*Document text:*
#####

Monday Mornings TV Poster Image

Monday Mornings



Great cast livens up typical, graphic medical show drama.

What parents need to know

Positive messages

Patients are treated with care and respect, and there is an emphasis on taking responsibility for your actions.

Positive role models

The doctors of Chelsea General care deeply about their patients and their health; they sometimes make mistakes but are generally willing to learn from them. The cast boasts commendable racial and ethnic diversity, and men and women are on an equal footing.


Many shots of gory injuries; patients die (including children); many mentions of accidents and suicide. Surgeries are graphically shown, with scalpels slicing into flesh.


Many of the doctors are young and single; expect flirting and romantic complications.


Some cursing: "Bulls--t!" Or, "He sits on his ass."

Not applicable
Drinking, drugs, & smoking

References to drinking and abuse, i.e. a patient's tremors stop when she drinks wine.

#####

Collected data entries
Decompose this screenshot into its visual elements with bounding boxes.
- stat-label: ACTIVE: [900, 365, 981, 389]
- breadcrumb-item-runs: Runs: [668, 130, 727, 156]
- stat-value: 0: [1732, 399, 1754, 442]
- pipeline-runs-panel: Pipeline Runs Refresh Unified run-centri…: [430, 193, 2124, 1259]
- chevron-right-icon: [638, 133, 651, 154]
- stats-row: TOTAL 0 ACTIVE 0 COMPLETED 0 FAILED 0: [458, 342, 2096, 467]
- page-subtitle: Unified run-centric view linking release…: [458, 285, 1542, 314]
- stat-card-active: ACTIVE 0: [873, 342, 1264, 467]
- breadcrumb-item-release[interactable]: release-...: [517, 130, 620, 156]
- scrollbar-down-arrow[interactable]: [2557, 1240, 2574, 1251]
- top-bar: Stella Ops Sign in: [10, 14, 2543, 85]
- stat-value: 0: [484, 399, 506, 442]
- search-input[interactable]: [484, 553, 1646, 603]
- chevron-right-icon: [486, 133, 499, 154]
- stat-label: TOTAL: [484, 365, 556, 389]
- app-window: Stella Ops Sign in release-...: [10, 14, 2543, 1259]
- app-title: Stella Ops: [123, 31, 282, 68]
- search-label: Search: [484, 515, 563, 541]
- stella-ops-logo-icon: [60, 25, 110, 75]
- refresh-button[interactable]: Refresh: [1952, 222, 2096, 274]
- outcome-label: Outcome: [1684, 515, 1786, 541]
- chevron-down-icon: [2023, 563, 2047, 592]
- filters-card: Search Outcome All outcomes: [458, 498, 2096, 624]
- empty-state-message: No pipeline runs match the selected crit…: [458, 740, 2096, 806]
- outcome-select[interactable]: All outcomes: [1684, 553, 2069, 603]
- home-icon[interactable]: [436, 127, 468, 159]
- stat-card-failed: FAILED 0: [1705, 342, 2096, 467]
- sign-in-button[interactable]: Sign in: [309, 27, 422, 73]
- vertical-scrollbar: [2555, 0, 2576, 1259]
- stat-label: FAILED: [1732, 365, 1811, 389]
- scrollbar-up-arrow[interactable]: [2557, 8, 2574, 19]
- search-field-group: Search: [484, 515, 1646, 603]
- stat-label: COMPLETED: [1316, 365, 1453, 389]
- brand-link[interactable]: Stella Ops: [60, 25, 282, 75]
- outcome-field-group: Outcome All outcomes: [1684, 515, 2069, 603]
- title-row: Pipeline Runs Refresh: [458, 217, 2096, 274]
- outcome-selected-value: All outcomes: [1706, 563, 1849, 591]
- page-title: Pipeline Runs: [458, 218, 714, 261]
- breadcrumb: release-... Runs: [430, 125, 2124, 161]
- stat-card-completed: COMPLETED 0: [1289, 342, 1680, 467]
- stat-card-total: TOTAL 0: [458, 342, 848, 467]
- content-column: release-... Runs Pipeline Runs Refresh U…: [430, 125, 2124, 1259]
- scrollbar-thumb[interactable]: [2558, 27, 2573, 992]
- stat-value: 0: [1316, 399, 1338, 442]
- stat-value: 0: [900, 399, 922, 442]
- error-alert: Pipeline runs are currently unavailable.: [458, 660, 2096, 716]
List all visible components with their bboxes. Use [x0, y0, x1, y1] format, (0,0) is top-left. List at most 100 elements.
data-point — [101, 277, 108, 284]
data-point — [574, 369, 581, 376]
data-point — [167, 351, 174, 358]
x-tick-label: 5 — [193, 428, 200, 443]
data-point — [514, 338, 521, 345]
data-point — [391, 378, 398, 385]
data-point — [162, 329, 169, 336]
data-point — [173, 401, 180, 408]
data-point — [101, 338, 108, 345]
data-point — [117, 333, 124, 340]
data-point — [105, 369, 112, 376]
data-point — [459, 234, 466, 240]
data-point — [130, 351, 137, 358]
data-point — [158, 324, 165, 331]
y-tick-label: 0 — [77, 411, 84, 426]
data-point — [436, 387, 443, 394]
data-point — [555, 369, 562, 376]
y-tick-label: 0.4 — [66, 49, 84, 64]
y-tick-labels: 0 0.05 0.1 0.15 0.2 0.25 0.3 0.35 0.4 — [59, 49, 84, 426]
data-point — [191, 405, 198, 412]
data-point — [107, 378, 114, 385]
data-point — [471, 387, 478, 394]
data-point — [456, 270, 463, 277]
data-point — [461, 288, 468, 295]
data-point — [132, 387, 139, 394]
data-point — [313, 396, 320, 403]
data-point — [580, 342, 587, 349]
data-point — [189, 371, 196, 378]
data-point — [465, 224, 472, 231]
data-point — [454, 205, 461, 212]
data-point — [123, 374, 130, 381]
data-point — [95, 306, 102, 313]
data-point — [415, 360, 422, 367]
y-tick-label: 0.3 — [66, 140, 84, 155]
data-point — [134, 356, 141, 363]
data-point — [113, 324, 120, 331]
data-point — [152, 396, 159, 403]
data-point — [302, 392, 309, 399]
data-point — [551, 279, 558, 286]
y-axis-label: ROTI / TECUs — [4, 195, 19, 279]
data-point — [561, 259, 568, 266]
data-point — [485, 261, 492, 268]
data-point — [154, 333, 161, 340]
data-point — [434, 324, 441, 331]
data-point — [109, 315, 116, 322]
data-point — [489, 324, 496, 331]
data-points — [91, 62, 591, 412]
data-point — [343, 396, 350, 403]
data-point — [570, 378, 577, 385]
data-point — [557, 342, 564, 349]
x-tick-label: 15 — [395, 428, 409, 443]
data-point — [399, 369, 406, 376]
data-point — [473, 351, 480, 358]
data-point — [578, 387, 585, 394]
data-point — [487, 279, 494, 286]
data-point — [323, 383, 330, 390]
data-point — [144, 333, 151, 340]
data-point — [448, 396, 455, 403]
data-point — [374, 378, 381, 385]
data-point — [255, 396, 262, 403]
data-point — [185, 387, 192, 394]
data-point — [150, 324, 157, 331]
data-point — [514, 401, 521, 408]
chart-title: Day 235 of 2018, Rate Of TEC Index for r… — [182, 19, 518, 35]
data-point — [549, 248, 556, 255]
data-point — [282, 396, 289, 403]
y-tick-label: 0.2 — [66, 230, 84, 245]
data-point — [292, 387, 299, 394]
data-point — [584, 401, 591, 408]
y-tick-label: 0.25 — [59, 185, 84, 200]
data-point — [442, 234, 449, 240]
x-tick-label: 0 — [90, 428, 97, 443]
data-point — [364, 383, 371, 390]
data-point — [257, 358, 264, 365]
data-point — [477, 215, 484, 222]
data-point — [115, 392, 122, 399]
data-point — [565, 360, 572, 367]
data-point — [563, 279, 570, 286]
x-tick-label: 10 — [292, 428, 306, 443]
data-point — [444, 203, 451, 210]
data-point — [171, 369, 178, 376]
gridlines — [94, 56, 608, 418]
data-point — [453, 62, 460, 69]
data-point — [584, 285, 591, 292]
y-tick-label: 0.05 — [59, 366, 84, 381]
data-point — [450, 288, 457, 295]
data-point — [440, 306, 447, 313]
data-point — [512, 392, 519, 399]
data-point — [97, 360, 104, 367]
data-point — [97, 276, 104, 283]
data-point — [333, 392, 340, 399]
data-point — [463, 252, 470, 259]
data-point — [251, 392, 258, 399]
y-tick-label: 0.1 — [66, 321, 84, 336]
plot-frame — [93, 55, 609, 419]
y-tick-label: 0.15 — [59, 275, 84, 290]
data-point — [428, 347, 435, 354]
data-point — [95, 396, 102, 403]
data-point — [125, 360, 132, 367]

#####

*Requirement:* From the Monday Mornings review above, return verbatim the part that opens with the words containing "Many of the" and closes with "she drinks wine.".

*Response for this exercise:*
Many of the doctors are young and single; expect flirting and romantic complications.


Some cursing: "Bulls--t!" Or, "He sits on his ass."

Not applicable
Drinking, drugs, & smoking

References to drinking and abuse, i.e. a patient's tremors stop when she drinks wine.